(Collected data)
* begin *

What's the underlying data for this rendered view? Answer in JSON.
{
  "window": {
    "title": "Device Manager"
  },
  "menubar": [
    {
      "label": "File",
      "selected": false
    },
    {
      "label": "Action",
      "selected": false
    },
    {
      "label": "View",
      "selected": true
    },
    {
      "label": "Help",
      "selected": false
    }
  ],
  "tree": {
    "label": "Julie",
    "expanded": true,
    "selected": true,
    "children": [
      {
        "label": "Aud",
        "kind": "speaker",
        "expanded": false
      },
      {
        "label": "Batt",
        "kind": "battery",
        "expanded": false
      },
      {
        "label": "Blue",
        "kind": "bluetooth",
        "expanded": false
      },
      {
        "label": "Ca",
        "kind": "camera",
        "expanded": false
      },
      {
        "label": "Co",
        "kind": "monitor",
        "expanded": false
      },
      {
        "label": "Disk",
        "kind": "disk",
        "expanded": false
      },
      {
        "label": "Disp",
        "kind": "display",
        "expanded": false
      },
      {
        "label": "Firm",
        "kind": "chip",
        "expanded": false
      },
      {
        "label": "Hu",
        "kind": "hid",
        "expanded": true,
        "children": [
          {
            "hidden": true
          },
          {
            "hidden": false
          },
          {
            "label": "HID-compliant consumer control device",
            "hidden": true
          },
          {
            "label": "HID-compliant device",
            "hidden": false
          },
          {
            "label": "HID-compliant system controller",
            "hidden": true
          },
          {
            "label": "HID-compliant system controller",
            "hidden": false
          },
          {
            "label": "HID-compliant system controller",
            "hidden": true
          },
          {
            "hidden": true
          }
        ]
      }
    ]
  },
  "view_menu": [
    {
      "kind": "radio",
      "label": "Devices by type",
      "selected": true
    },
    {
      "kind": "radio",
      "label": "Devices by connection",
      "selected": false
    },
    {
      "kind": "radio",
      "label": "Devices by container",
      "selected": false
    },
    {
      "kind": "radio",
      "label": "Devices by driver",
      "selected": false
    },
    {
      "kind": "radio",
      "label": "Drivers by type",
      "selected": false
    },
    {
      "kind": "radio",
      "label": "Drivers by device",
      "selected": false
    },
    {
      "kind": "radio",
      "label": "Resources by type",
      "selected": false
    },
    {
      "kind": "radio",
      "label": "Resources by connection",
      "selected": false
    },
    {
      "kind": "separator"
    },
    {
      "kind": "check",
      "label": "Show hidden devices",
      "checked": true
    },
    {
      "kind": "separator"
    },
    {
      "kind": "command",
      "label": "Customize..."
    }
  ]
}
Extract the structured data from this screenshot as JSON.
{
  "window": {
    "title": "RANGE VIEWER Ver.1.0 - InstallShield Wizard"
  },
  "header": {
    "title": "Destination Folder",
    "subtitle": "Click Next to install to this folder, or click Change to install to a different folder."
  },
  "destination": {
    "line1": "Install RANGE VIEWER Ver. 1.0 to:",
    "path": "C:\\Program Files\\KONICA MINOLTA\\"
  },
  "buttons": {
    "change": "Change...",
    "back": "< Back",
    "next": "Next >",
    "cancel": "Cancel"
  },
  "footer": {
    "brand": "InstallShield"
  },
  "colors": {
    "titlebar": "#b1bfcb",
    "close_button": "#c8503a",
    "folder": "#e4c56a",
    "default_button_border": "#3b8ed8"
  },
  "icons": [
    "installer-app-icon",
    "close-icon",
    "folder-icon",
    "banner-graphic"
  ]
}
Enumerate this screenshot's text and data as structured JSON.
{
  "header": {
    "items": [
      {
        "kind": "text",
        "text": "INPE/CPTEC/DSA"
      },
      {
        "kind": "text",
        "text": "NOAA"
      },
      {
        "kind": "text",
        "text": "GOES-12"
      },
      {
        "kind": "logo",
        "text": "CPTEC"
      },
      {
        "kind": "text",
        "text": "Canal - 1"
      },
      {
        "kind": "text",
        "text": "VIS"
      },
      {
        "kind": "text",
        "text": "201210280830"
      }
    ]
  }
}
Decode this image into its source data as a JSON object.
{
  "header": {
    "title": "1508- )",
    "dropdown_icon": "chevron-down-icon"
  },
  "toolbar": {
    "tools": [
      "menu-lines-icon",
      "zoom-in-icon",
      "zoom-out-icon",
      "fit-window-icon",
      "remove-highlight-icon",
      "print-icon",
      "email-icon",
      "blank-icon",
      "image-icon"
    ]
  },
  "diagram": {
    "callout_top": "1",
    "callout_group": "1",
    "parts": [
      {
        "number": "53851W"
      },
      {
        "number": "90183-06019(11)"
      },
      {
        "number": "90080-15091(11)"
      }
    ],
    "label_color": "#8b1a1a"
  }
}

* end *

Write the lines out verbatim, from the one with "Decode this image" through the last line of the entries, and stop there.

-- Finished task --
Decode this image into its source data as a JSON object.
{
  "header": {
    "title": "1508- )",
    "dropdown_icon": "chevron-down-icon"
  },
  "toolbar": {
    "tools": [
      "menu-lines-icon",
      "zoom-in-icon",
      "zoom-out-icon",
      "fit-window-icon",
      "remove-highlight-icon",
      "print-icon",
      "email-icon",
      "blank-icon",
      "image-icon"
    ]
  },
  "diagram": {
    "callout_top": "1",
    "callout_group": "1",
    "parts": [
      {
        "number": "53851W"
      },
      {
        "number": "90183-06019(11)"
      },
      {
        "number": "90080-15091(11)"
      }
    ],
    "label_color": "#8b1a1a"
  }
}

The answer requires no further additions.